Passage section start

6 Conclusions and recommendations
Over 13,000 cases contacted the service over a 4 year period, with 11,748 actually entering the programme. Cases are broadly thought to represent the demographics of workers in Scotland, although there are a greater proportion of older workers (>50) than in the working population. The number of cases managed in Board areas ranged from over 3,500 in Lanarkshire (although this included some cases from other Board areas) to 52 in Highland.
The findings of the evaluation indicate that the programme has had a positive benefit for cases, with all health measures showing a significant improvement and the qualitative feedback being very positive. Of the sample where data are available, 75% of cases were at work at entry and remained at work throughout the programme, while 18% (1,188) were absent at entry and had returned to work by the time they were discharged. At discharge, 85% thought that the service had helped them remain in work or return to work more quickly than if they had not had the service.
The analysis related to duration of sickness absence showed that older cases and cases with a mental health condition took longer to return to work. The cases that had been on sick leave for a longer time prior to entering the programme also took longer to return to work during the intervention.
The improvements in health and ability to work appear to be sustained at least 6 months after discharge from the programme.
The following recommendations are made for any future national service delivery with similar aims:
1. The continuance of an early intervention case managed service for individuals struggling at work or off work due to a health condition is supported by the results of this evaluation.
2. Seek to recruit a greater number of cases with mental health conditions into the service.
3. Encourage early access to the service, as there is evidence that those with shorter periods of absence before contacting the service returned to work more quickly.
4. Monitor the number of therapeutic sessions being provided, and refer those receiving a higher number to other support services.
5. Reduce variability in the service delivery model between Board areas to ensure equity of evidence based provision across Scotland.
6. Establish quality standards for the intervention process, which are subject to audit to ensure consistency of service delivery.
7. Ensuring timely discharge from the service and completion of the full discharge paperwork would allow the effect of any programme to be better evaluated.
8. Consider phased introduction of a service, which would allow for observing a control population receiving usual care.
9. Any new service would benefit from continuous quality improvement processes in place so that improvements in efficiency and effectiveness are introduced on an ongoing basis.

Passage section end
Supplied information section start

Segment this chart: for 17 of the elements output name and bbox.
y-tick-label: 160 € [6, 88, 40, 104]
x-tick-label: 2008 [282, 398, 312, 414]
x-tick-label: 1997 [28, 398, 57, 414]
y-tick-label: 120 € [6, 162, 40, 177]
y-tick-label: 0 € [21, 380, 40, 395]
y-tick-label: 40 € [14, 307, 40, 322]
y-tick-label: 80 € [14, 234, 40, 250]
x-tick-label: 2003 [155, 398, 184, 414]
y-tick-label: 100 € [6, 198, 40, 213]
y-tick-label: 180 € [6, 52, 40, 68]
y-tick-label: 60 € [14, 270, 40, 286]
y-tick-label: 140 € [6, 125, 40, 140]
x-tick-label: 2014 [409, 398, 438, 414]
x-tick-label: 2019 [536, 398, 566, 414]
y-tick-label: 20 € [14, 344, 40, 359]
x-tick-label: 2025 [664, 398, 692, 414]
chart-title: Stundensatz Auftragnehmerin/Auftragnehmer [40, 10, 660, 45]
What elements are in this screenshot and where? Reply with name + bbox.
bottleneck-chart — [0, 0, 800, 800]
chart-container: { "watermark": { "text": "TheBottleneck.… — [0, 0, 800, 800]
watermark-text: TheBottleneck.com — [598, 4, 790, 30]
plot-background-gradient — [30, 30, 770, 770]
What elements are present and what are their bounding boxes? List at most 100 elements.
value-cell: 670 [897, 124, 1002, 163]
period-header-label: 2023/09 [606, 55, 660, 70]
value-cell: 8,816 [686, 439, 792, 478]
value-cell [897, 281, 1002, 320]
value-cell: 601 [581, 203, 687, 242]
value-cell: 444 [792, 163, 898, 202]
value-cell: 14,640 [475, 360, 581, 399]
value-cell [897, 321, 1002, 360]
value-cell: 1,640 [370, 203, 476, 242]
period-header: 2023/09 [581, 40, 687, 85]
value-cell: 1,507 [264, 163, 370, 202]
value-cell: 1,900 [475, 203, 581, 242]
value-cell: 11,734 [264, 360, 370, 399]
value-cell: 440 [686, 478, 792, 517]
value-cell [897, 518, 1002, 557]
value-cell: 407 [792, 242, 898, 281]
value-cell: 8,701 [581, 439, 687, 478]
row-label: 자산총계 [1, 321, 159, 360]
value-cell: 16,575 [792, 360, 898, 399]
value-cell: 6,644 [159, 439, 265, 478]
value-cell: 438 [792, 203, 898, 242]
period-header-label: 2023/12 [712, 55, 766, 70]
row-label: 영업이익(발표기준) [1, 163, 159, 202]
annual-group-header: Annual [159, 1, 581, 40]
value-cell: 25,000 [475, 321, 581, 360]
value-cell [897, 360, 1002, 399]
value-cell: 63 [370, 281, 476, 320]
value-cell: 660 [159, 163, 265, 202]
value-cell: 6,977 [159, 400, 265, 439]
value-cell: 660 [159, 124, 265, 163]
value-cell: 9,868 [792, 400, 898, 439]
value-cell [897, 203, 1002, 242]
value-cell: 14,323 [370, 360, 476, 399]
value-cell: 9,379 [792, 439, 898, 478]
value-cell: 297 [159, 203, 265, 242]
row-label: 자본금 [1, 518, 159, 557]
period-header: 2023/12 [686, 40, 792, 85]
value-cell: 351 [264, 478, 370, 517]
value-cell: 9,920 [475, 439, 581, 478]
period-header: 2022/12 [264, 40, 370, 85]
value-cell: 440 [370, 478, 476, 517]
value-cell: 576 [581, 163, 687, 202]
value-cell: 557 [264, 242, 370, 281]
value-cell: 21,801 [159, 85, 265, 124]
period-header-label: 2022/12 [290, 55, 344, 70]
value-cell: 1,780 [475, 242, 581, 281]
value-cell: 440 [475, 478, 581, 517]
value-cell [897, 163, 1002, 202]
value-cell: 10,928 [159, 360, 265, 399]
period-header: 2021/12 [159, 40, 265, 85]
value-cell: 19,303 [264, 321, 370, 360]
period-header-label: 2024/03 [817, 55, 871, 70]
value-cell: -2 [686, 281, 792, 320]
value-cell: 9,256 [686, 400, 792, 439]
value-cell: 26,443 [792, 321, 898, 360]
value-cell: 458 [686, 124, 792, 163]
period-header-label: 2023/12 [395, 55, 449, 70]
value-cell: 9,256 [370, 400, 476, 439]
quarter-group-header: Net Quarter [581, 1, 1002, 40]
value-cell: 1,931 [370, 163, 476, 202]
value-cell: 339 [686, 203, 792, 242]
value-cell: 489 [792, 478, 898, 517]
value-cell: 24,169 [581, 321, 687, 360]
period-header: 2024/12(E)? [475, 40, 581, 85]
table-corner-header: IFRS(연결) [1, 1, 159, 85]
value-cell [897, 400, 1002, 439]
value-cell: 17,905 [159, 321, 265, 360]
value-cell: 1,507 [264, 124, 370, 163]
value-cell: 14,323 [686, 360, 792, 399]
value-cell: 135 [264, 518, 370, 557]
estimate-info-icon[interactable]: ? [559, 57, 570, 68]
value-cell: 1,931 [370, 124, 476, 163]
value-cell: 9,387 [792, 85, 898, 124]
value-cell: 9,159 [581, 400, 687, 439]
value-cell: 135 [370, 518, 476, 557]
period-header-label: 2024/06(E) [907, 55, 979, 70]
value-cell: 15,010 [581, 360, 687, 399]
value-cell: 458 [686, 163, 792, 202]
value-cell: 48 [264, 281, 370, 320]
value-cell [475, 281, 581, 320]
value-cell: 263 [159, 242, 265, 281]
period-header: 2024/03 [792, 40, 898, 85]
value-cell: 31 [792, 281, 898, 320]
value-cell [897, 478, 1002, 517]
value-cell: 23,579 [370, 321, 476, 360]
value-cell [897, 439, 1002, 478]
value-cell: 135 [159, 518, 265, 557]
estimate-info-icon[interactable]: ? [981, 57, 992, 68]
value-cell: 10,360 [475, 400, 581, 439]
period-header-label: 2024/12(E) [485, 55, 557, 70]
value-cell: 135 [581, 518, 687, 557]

Supplied information section end

> **Work to complete**
In the conclusions and recommendations text above, copy word for word the part from "4. Monitor the" up to and including "of service delivery.".

> **Answer area**
4. Monitor the number of therapeutic sessions being provided, and refer those receiving a higher number to other support services.
5. Reduce variability in the service delivery model between Board areas to ensure equity of evidence based provision across Scotland.
6. Establish quality standards for the intervention process, which are subject to audit to ensure consistency of service delivery.